== YOUR TASK ==
Work out the number of lines with the word "Ostpreußisches" in the material below, then reply with that number only.

== DATA LINES ==
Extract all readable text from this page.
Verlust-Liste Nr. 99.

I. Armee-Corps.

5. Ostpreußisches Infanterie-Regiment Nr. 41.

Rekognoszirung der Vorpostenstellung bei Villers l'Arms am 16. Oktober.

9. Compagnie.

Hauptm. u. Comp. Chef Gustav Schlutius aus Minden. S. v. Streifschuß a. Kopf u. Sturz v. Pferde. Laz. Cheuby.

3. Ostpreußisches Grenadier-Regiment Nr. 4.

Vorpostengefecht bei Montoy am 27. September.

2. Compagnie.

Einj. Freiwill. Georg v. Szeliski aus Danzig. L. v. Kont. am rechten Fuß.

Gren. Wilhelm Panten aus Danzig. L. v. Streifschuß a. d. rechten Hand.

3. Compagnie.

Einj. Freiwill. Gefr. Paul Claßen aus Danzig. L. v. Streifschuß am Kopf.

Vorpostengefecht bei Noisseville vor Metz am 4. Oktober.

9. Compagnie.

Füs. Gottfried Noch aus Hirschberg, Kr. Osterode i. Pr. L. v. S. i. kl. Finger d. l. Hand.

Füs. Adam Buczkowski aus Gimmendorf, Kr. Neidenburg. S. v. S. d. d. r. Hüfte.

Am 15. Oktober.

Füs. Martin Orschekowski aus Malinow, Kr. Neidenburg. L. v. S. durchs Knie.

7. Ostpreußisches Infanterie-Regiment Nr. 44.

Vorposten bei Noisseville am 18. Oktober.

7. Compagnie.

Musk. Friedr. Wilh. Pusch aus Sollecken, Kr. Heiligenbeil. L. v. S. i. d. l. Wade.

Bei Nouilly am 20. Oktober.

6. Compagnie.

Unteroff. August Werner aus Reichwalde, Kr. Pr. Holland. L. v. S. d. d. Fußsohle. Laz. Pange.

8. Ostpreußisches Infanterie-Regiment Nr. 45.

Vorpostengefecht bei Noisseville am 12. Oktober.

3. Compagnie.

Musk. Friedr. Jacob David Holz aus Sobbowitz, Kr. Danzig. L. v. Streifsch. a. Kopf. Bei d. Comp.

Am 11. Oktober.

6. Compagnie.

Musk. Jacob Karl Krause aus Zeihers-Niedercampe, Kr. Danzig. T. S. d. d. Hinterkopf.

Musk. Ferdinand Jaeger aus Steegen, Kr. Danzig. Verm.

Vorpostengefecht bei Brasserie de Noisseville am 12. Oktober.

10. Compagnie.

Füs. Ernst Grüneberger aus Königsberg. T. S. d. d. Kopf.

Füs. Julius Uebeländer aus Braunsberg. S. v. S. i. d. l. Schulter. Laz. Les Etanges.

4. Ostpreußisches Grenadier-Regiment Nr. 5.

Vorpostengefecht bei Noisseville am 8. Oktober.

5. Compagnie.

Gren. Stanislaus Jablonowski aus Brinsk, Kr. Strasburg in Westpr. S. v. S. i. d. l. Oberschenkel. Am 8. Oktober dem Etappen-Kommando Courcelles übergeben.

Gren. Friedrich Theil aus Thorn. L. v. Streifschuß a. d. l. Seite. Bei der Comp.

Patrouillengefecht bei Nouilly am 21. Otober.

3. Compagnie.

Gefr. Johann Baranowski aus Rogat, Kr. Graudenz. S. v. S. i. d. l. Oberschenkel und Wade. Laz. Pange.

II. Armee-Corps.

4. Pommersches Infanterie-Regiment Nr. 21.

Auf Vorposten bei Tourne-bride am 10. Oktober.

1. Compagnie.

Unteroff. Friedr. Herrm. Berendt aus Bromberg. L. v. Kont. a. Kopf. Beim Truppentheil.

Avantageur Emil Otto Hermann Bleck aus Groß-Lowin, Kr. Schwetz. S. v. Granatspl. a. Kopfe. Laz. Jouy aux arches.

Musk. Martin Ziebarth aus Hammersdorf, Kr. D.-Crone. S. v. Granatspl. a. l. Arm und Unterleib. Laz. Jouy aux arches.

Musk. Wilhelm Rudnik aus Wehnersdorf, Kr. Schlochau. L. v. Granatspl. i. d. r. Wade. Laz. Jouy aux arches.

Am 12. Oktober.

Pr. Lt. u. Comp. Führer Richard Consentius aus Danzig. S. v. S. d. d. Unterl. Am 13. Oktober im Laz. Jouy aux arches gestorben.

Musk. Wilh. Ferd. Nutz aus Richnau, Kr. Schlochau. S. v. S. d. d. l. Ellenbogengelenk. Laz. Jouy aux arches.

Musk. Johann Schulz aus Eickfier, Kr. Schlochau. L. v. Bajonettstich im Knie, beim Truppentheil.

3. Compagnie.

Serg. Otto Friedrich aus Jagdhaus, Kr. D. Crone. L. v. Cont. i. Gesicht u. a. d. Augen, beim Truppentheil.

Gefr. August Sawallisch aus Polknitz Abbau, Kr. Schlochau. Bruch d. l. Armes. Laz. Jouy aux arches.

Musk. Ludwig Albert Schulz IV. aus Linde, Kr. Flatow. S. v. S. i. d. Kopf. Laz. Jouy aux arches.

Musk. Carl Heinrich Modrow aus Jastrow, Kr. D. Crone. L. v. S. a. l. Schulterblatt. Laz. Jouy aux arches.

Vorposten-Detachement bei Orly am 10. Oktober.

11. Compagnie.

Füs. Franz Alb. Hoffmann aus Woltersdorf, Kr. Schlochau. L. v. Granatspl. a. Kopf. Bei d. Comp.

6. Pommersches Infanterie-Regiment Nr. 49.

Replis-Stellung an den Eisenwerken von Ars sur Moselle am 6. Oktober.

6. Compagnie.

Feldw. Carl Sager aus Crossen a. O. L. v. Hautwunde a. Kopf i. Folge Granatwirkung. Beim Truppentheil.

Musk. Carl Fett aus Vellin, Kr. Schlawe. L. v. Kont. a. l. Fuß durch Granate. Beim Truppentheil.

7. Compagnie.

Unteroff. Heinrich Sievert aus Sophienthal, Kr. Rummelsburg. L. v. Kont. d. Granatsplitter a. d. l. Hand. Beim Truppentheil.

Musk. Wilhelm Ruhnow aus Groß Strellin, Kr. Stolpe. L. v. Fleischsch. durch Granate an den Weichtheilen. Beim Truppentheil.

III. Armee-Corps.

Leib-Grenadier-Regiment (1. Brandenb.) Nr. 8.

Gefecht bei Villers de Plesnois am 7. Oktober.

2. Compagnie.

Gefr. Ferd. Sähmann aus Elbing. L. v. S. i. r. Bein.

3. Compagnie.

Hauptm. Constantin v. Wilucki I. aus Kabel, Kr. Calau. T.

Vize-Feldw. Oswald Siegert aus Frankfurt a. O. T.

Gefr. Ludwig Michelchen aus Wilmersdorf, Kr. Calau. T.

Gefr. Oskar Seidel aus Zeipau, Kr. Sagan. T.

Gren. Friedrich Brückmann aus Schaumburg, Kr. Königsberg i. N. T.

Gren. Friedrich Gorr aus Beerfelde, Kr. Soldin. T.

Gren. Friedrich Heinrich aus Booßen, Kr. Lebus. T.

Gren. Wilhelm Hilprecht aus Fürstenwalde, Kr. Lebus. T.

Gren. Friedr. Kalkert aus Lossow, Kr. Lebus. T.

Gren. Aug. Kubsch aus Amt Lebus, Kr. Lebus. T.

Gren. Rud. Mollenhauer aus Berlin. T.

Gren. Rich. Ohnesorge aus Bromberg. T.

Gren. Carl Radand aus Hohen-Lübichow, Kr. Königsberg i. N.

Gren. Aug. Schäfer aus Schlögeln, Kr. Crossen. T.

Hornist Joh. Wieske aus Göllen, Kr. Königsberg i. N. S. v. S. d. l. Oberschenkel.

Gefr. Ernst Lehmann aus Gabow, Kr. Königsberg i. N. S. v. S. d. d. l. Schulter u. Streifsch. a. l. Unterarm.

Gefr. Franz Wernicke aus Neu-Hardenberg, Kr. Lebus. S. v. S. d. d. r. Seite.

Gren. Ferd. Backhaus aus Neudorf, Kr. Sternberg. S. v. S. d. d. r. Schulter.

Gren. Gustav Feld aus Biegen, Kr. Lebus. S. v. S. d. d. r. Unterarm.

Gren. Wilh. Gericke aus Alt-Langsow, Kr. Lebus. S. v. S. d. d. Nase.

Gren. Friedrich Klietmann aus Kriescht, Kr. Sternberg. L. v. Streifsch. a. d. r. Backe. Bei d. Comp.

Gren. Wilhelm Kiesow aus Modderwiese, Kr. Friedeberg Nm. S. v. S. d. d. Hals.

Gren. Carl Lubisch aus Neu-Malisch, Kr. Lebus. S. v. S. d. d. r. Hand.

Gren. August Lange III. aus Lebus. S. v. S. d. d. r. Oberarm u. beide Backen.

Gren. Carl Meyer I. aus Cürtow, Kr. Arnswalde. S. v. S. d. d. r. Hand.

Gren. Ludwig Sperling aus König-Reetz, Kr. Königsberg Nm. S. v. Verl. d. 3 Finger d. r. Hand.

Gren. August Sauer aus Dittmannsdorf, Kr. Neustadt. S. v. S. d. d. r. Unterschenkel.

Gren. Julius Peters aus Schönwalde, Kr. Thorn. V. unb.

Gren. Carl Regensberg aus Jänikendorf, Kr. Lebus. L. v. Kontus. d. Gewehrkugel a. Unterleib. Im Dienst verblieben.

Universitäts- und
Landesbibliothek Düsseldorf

== RIGHT ANSWER ==
5